=== LISTED ENTRIES ===
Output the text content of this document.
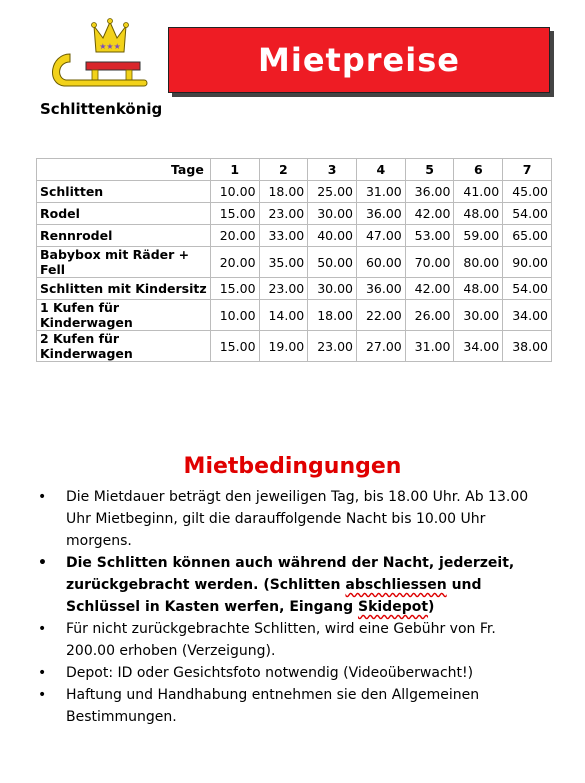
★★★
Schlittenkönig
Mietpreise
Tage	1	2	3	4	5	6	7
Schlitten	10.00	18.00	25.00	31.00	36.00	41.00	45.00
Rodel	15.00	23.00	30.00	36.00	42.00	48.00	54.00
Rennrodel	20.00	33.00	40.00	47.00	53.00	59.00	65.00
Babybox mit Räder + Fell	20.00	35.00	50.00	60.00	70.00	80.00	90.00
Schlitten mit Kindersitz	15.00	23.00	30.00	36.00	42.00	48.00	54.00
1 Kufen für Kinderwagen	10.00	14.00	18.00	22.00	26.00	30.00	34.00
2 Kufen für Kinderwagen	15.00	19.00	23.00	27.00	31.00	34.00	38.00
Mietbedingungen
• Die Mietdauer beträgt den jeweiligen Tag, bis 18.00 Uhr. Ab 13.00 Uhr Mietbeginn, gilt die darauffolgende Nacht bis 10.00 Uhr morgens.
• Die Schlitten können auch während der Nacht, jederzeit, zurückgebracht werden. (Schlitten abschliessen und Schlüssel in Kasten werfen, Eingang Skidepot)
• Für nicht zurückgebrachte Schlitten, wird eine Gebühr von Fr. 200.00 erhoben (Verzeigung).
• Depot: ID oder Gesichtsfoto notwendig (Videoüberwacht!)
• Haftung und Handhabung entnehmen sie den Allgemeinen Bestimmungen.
--
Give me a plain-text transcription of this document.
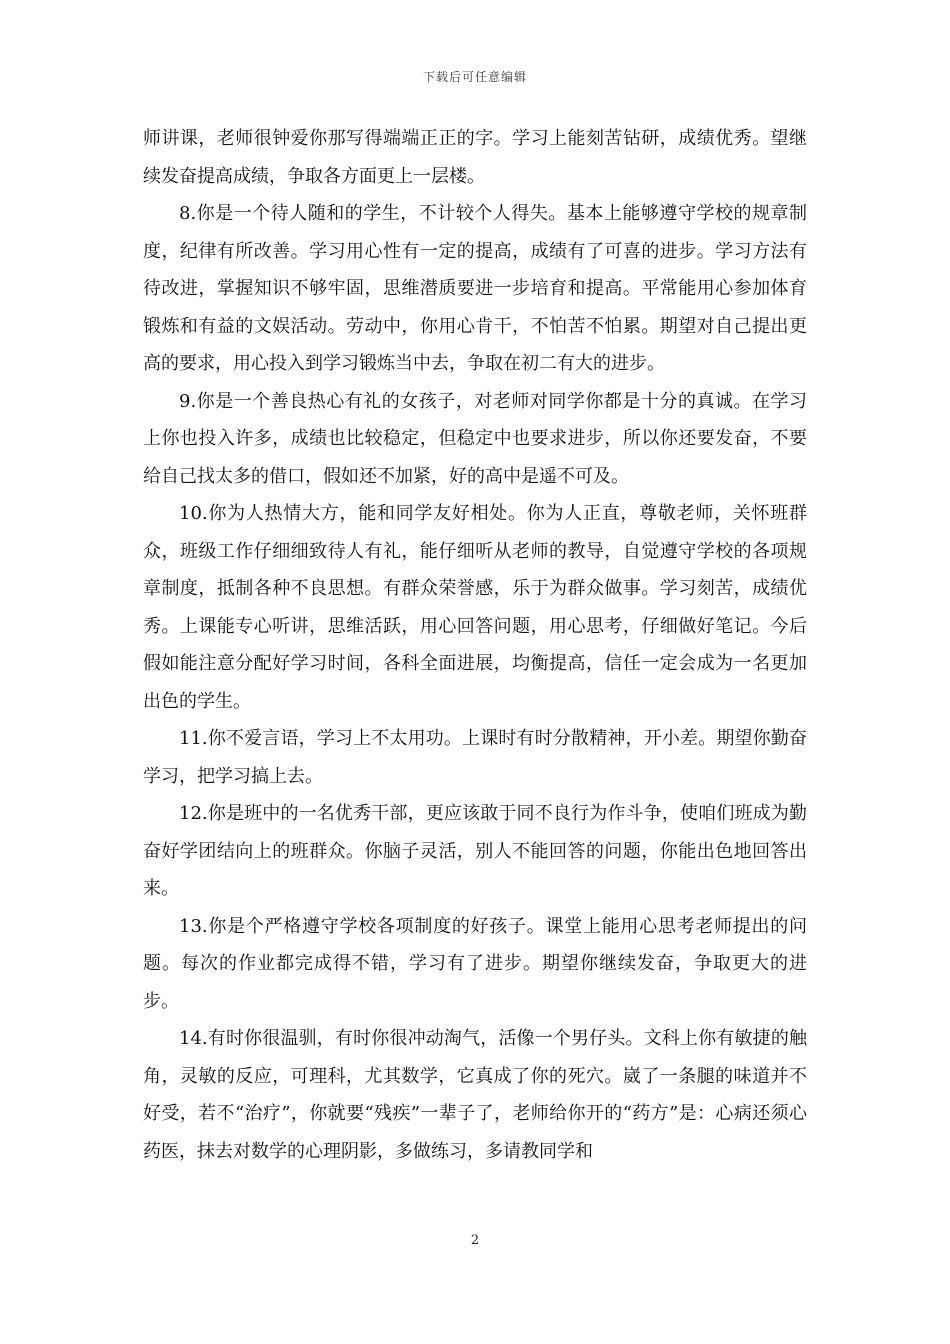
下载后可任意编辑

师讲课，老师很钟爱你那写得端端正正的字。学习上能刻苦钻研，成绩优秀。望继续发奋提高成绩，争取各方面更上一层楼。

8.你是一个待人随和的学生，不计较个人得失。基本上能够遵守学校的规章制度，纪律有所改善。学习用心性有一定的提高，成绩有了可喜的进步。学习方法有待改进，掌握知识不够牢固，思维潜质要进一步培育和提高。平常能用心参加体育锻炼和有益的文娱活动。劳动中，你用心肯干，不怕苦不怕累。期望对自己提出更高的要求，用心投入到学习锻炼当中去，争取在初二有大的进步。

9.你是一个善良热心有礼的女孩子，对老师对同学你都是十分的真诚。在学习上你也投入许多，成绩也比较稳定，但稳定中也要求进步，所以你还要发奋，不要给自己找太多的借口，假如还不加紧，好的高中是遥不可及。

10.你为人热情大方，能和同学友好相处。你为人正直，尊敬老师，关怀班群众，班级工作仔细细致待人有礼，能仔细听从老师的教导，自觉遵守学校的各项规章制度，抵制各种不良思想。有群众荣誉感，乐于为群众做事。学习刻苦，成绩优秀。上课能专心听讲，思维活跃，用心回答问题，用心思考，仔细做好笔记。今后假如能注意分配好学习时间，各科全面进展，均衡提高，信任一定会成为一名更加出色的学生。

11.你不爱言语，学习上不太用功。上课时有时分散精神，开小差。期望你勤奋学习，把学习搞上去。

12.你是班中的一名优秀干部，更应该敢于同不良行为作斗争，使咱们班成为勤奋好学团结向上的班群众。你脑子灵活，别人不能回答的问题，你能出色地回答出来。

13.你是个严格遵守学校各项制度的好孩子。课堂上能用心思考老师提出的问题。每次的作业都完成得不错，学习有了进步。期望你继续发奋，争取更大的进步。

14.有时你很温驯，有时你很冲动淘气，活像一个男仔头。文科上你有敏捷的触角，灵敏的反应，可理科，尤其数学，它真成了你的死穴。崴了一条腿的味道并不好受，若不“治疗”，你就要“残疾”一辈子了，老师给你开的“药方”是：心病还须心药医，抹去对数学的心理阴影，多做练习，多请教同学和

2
---
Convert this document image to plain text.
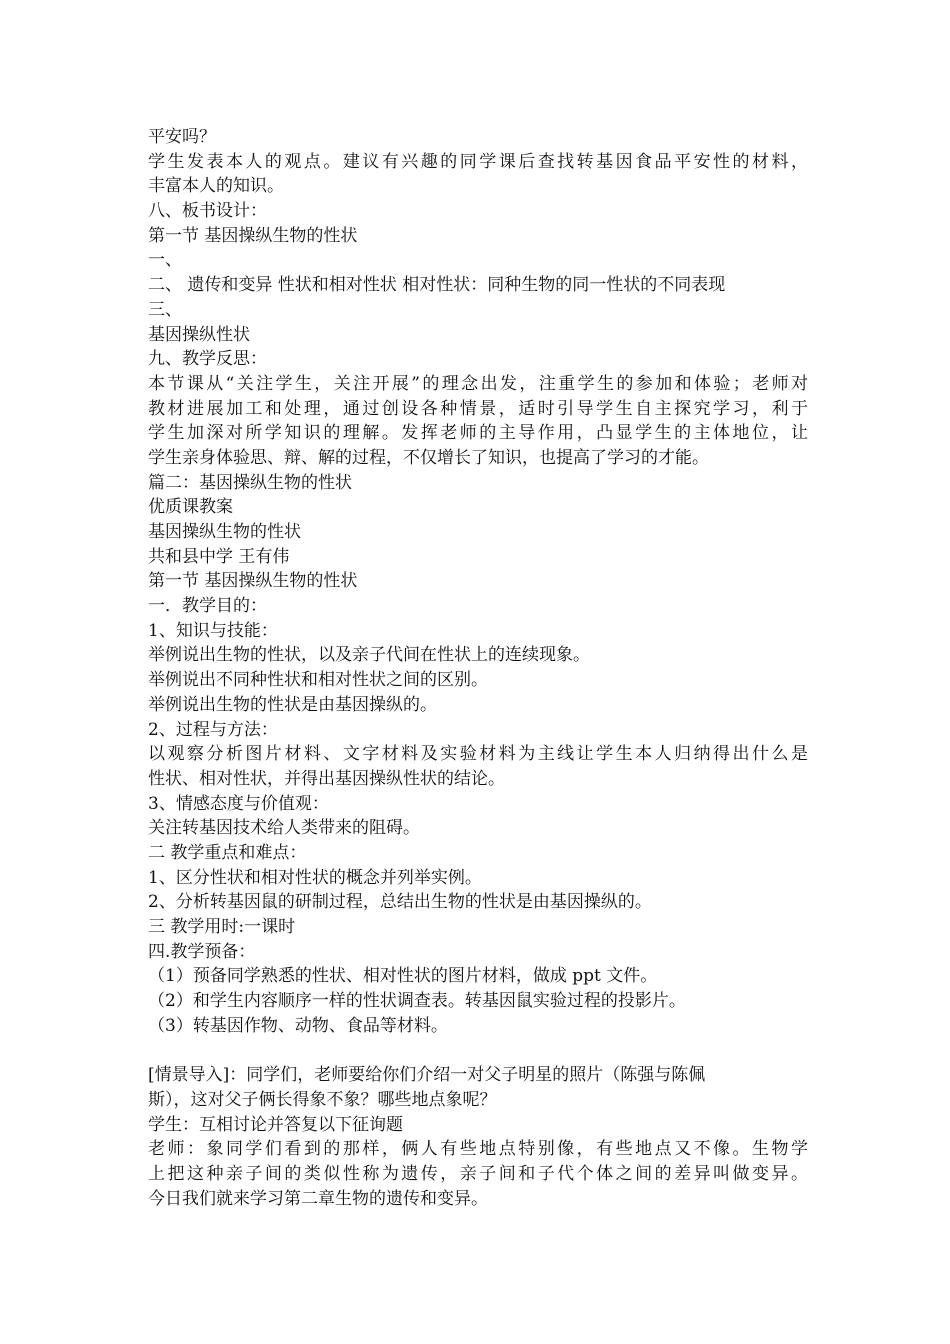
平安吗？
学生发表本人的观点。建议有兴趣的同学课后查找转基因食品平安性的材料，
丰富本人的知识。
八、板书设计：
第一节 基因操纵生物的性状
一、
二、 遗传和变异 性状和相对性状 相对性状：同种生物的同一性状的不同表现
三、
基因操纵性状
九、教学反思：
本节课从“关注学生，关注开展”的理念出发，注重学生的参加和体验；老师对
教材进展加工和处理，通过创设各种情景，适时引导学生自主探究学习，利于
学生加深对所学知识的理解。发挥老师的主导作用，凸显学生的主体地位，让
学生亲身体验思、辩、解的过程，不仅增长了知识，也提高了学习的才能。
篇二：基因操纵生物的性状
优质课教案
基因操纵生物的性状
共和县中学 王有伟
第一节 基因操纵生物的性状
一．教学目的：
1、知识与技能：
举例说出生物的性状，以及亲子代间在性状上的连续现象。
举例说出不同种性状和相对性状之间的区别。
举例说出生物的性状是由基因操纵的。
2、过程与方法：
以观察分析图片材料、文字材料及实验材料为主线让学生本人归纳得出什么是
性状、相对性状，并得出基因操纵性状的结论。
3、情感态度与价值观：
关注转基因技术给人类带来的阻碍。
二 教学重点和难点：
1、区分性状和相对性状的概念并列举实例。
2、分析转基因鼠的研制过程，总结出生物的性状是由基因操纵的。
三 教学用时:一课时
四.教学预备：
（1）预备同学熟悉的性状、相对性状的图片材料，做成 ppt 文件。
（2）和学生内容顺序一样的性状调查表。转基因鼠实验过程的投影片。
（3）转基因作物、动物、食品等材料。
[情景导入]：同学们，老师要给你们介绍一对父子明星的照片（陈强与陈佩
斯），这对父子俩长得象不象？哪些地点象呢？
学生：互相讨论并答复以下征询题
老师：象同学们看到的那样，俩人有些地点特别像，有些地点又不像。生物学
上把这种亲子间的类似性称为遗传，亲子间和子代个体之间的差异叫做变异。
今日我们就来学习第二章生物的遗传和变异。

=== OBJECTIVE ===
Say how many lines in the entries contain the string "成绩优秀", and say nothing else.

=== SOLVED EXERCISE ===
2